**Required work:** All of the material below is to be restated word for word, apart from the pictures.

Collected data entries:
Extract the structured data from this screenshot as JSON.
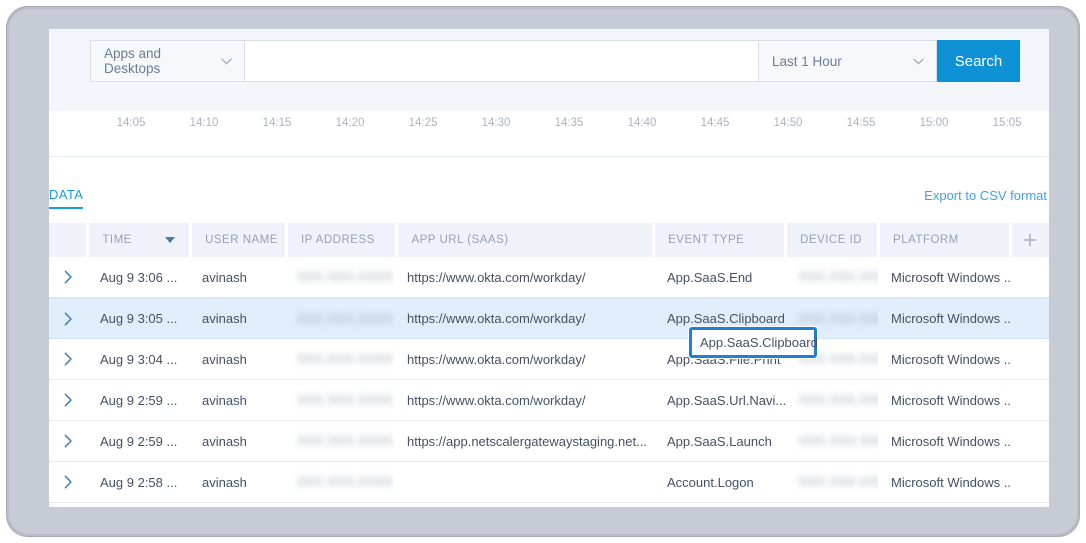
{
  "search_bar": {
    "category_select": {
      "value": "Apps and Desktops",
      "icon": "chevron-down-icon"
    },
    "query_input": {
      "value": "",
      "placeholder": ""
    },
    "time_select": {
      "value": "Last 1 Hour",
      "icon": "chevron-down-icon"
    },
    "search_button": {
      "label": "Search",
      "color": "#0f91d6"
    }
  },
  "chart_axis": {
    "ticks": [
      "14:05",
      "14:10",
      "14:15",
      "14:20",
      "14:25",
      "14:30",
      "14:35",
      "14:40",
      "14:45",
      "14:50",
      "14:55",
      "15:00",
      "15:05"
    ]
  },
  "tabs": {
    "data_tab": "DATA",
    "export_link": "Export to CSV format",
    "accent": "#1b9bd8"
  },
  "table": {
    "columns": [
      {
        "key": "expander",
        "label": ""
      },
      {
        "key": "time",
        "label": "TIME",
        "sorted": true,
        "sort_icon": "sort-caret-down-icon"
      },
      {
        "key": "user_name",
        "label": "USER NAME"
      },
      {
        "key": "ip_address",
        "label": "IP ADDRESS"
      },
      {
        "key": "app_url",
        "label": "APP URL (SAAS)"
      },
      {
        "key": "event_type",
        "label": "EVENT TYPE"
      },
      {
        "key": "device_id",
        "label": "DEVICE ID"
      },
      {
        "key": "platform",
        "label": "PLATFORM"
      },
      {
        "key": "add_column",
        "label": "",
        "icon": "plus-icon"
      }
    ],
    "rows": [
      {
        "time": "Aug 9 3:06 ...",
        "user_name": "avinash",
        "ip_address": "",
        "ip_truncated": "..",
        "app_url": "https://www.okta.com/workday/",
        "event_type": "App.SaaS.End",
        "device_id": "",
        "platform": "Microsoft Windows ...",
        "selected": false
      },
      {
        "time": "Aug 9 3:05 ...",
        "user_name": "avinash",
        "ip_address": "",
        "ip_truncated": "..",
        "app_url": "https://www.okta.com/workday/",
        "event_type": "App.SaaS.Clipboard",
        "device_id": "",
        "platform": "Microsoft Windows ...",
        "selected": true,
        "highlighted_cell": "event_type"
      },
      {
        "time": "Aug 9 3:04 ...",
        "user_name": "avinash",
        "ip_address": "",
        "ip_truncated": "..",
        "app_url": "https://www.okta.com/workday/",
        "event_type": "App.SaaS.File.Print",
        "device_id": "",
        "platform": "Microsoft Windows ...",
        "selected": false
      },
      {
        "time": "Aug 9 2:59 ...",
        "user_name": "avinash",
        "ip_address": "",
        "ip_truncated": "..",
        "app_url": "https://www.okta.com/workday/",
        "event_type": "App.SaaS.Url.Navi...",
        "device_id": "",
        "platform": "Microsoft Windows ...",
        "selected": false
      },
      {
        "time": "Aug 9 2:59 ...",
        "user_name": "avinash",
        "ip_address": "",
        "ip_truncated": "..",
        "app_url": "https://app.netscalergatewaystaging.net...",
        "event_type": "App.SaaS.Launch",
        "device_id": "",
        "platform": "Microsoft Windows ...",
        "selected": false
      },
      {
        "time": "Aug 9 2:58 ...",
        "user_name": "avinash",
        "ip_address": "",
        "ip_truncated": "..",
        "app_url": "",
        "event_type": "Account.Logon",
        "device_id": "",
        "platform": "Microsoft Windows ...",
        "selected": false
      }
    ],
    "masked_placeholder": "XXX.XXX.XXXX",
    "highlight_color": "#1f7fd4",
    "highlight_label": "App.SaaS.Clipboard"
  }
}
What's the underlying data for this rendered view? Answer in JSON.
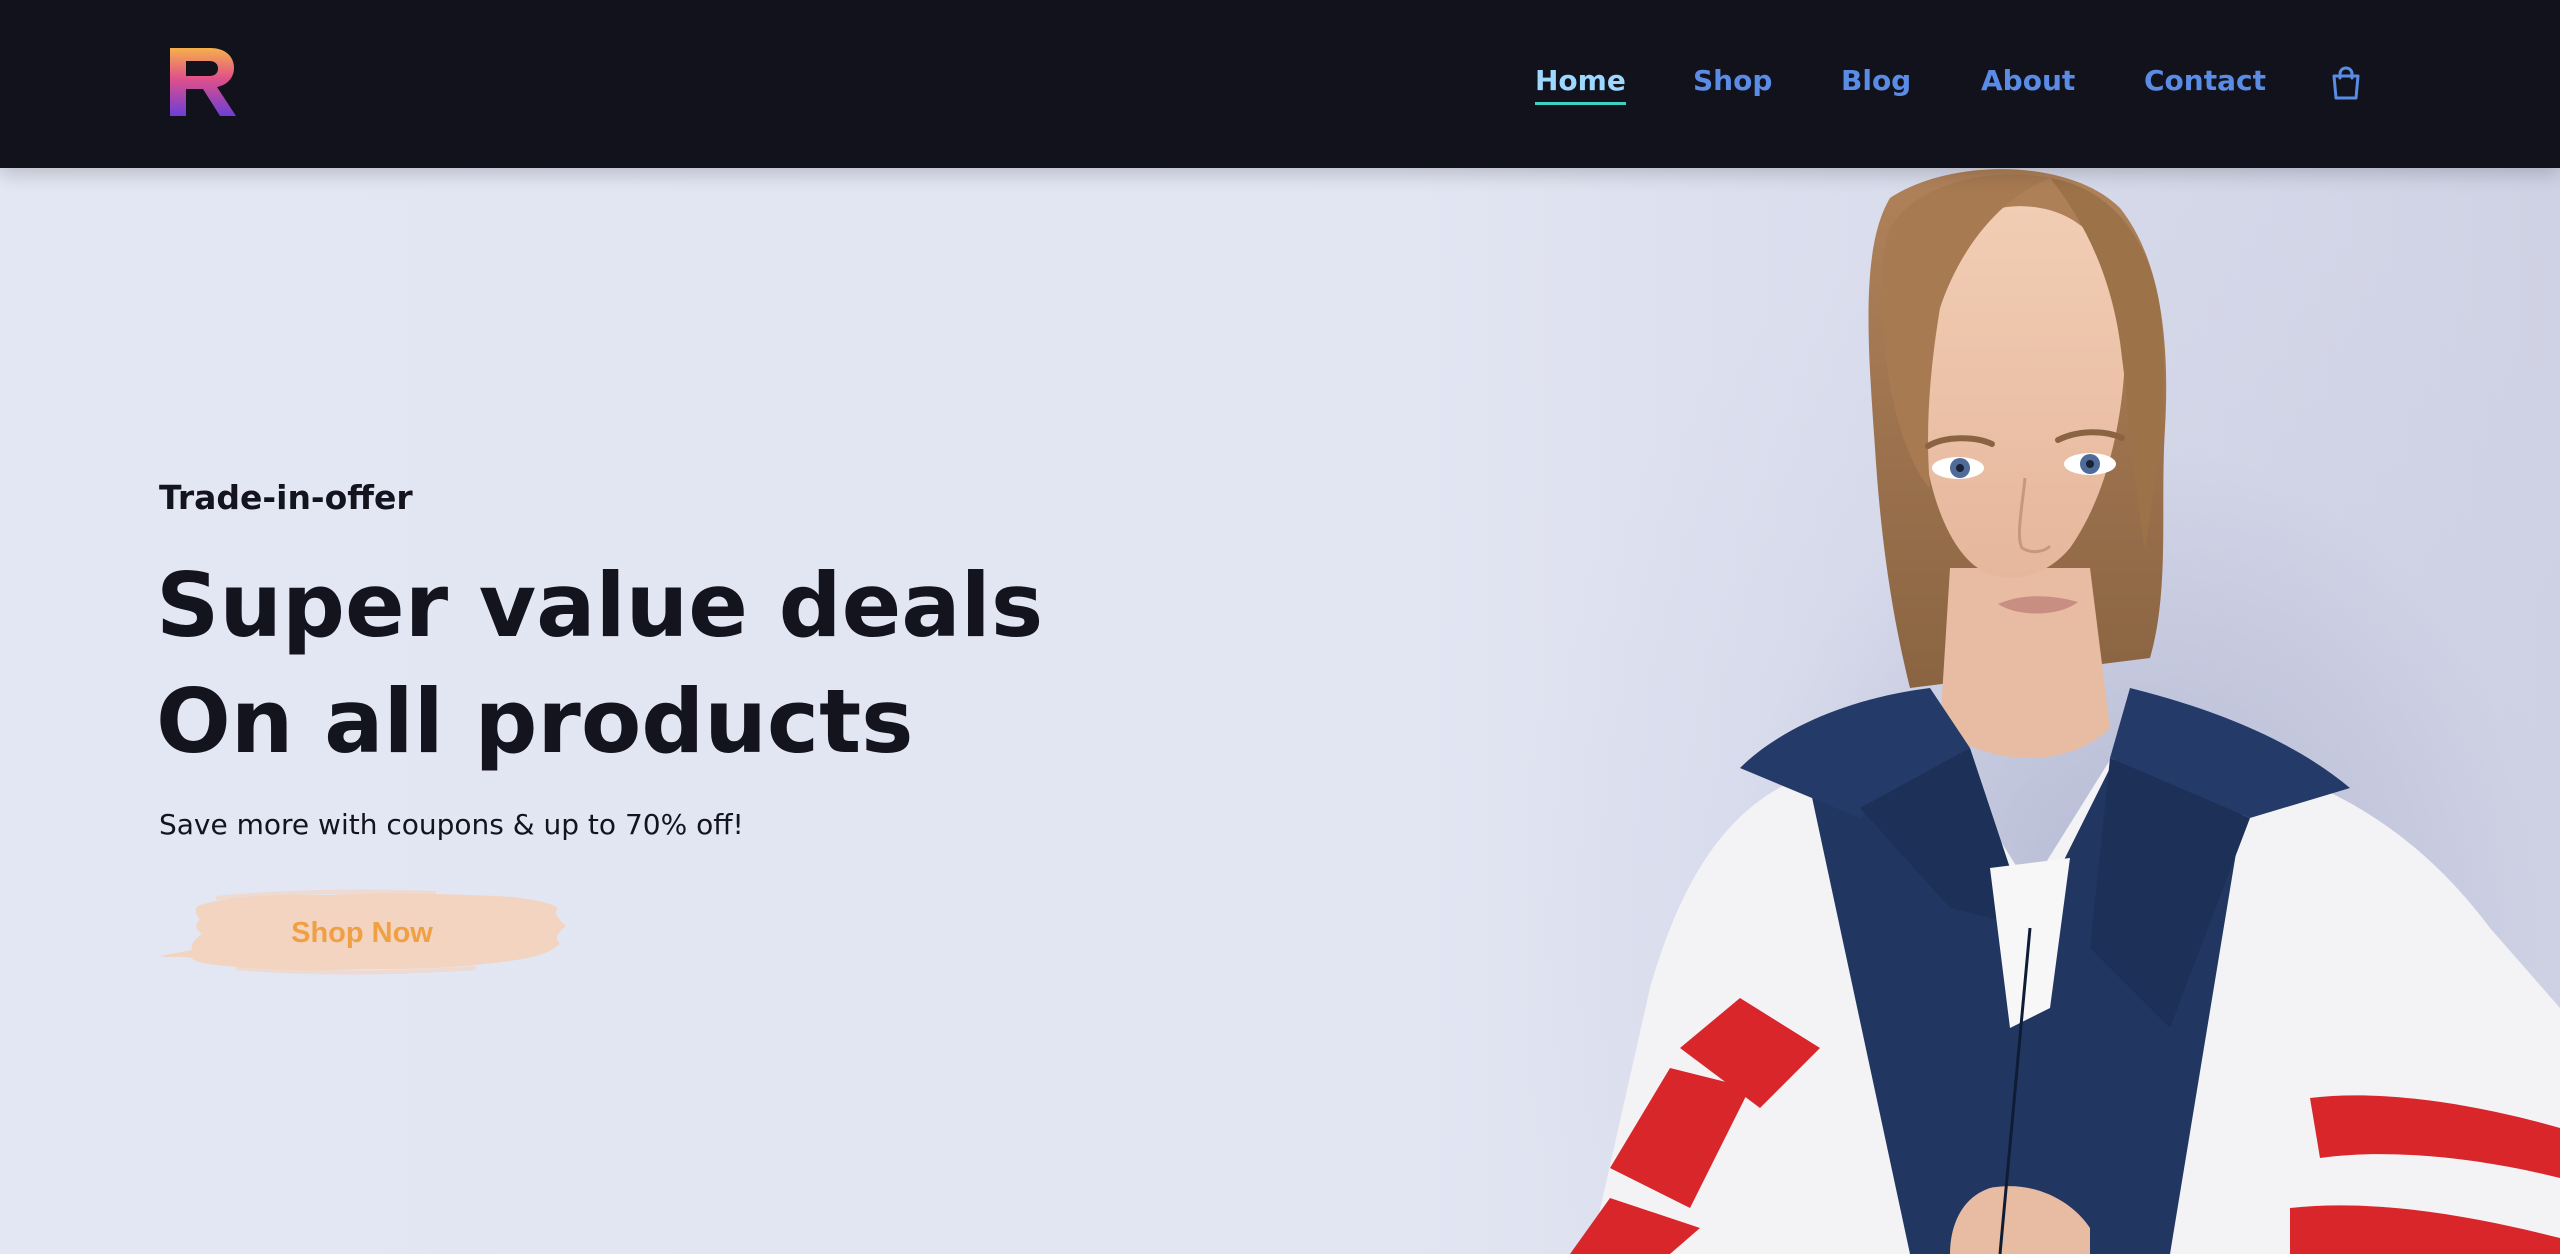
{
  "header": {
    "logo_icon": "r-logo-icon",
    "nav": [
      {
        "label": "Home",
        "active": true
      },
      {
        "label": "Shop",
        "active": false
      },
      {
        "label": "Blog",
        "active": false
      },
      {
        "label": "About",
        "active": false
      },
      {
        "label": "Contact",
        "active": false
      }
    ],
    "cart_icon": "shopping-bag-icon"
  },
  "hero": {
    "kicker": "Trade-in-offer",
    "headline_line1": "Super value deals",
    "headline_line2": "On all products",
    "subtext": "Save more with coupons & up to 70% off!",
    "cta_label": "Shop Now"
  },
  "colors": {
    "header_bg": "#12121c",
    "nav_link": "#5a8ce6",
    "nav_active": "#9ed8ff",
    "hero_bg": "#e3e6f3",
    "cta_brush": "#f2d4c1",
    "cta_text": "#f0a043"
  }
}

**Answer below:**
Extract the structured data from this screenshot as JSON.
{
  "search_bar": {
    "category_select": {
      "value": "Apps and Desktops",
      "icon": "chevron-down-icon"
    },
    "query_input": {
      "value": "",
      "placeholder": ""
    },
    "time_select": {
      "value": "Last 1 Hour",
      "icon": "chevron-down-icon"
    },
    "search_button": {
      "label": "Search",
      "color": "#0f91d6"
    }
  },
  "chart_axis": {
    "ticks": [
      "14:05",
      "14:10",
      "14:15",
      "14:20",
      "14:25",
      "14:30",
      "14:35",
      "14:40",
      "14:45",
      "14:50",
      "14:55",
      "15:00",
      "15:05"
    ]
  },
  "tabs": {
    "data_tab": "DATA",
    "export_link": "Export to CSV format",
    "accent": "#1b9bd8"
  },
  "table": {
    "columns": [
      {
        "key": "expander",
        "label": ""
      },
      {
        "key": "time",
        "label": "TIME",
        "sorted": true,
        "sort_icon": "sort-caret-down-icon"
      },
      {
        "key": "user_name",
        "label": "USER NAME"
      },
      {
        "key": "ip_address",
        "label": "IP ADDRESS"
      },
      {
        "key": "app_url",
        "label": "APP URL (SAAS)"
      },
      {
        "key": "event_type",
        "label": "EVENT TYPE"
      },
      {
        "key": "device_id",
        "label": "DEVICE ID"
      },
      {
        "key": "platform",
        "label": "PLATFORM"
      },
      {
        "key": "add_column",
        "label": "",
        "icon": "plus-icon"
      }
    ],
    "rows": [
      {
        "time": "Aug 9 3:06 ...",
        "user_name": "avinash",
        "ip_address": "",
        "ip_truncated": "..",
        "app_url": "https://www.okta.com/workday/",
        "event_type": "App.SaaS.End",
        "device_id": "",
        "platform": "Microsoft Windows ...",
        "selected": false
      },
      {
        "time": "Aug 9 3:05 ...",
        "user_name": "avinash",
        "ip_address": "",
        "ip_truncated": "..",
        "app_url": "https://www.okta.com/workday/",
        "event_type": "App.SaaS.Clipboard",
        "device_id": "",
        "platform": "Microsoft Windows ...",
        "selected": true,
        "highlighted_cell": "event_type"
      },
      {
        "time": "Aug 9 3:04 ...",
        "user_name": "avinash",
        "ip_address": "",
        "ip_truncated": "..",
        "app_url": "https://www.okta.com/workday/",
        "event_type": "App.SaaS.File.Print",
        "device_id": "",
        "platform": "Microsoft Windows ...",
        "selected": false
      },
      {
        "time": "Aug 9 2:59 ...",
        "user_name": "avinash",
        "ip_address": "",
        "ip_truncated": "..",
        "app_url": "https://www.okta.com/workday/",
        "event_type": "App.SaaS.Url.Navi...",
        "device_id": "",
        "platform": "Microsoft Windows ...",
        "selected": false
      },
      {
        "time": "Aug 9 2:59 ...",
        "user_name": "avinash",
        "ip_address": "",
        "ip_truncated": "..",
        "app_url": "https://app.netscalergatewaystaging.net...",
        "event_type": "App.SaaS.Launch",
        "device_id": "",
        "platform": "Microsoft Windows ...",
        "selected": false
      },
      {
        "time": "Aug 9 2:58 ...",
        "user_name": "avinash",
        "ip_address": "",
        "ip_truncated": "..",
        "app_url": "",
        "event_type": "Account.Logon",
        "device_id": "",
        "platform": "Microsoft Windows ...",
        "selected": false
      }
    ],
    "masked_placeholder": "XXX.XXX.XXXX",
    "highlight_color": "#1f7fd4",
    "highlight_label": "App.SaaS.Clipboard"
  }
}
What's the underlying data for this rendered view? Answer in JSON.
{
  "header": {
    "logo_icon": "r-logo-icon",
    "nav": [
      {
        "label": "Home",
        "active": true
      },
      {
        "label": "Shop",
        "active": false
      },
      {
        "label": "Blog",
        "active": false
      },
      {
        "label": "About",
        "active": false
      },
      {
        "label": "Contact",
        "active": false
      }
    ],
    "cart_icon": "shopping-bag-icon"
  },
  "hero": {
    "kicker": "Trade-in-offer",
    "headline_line1": "Super value deals",
    "headline_line2": "On all products",
    "subtext": "Save more with coupons & up to 70% off!",
    "cta_label": "Shop Now"
  },
  "colors": {
    "header_bg": "#12121c",
    "nav_link": "#5a8ce6",
    "nav_active": "#9ed8ff",
    "hero_bg": "#e3e6f3",
    "cta_brush": "#f2d4c1",
    "cta_text": "#f0a043"
  }
}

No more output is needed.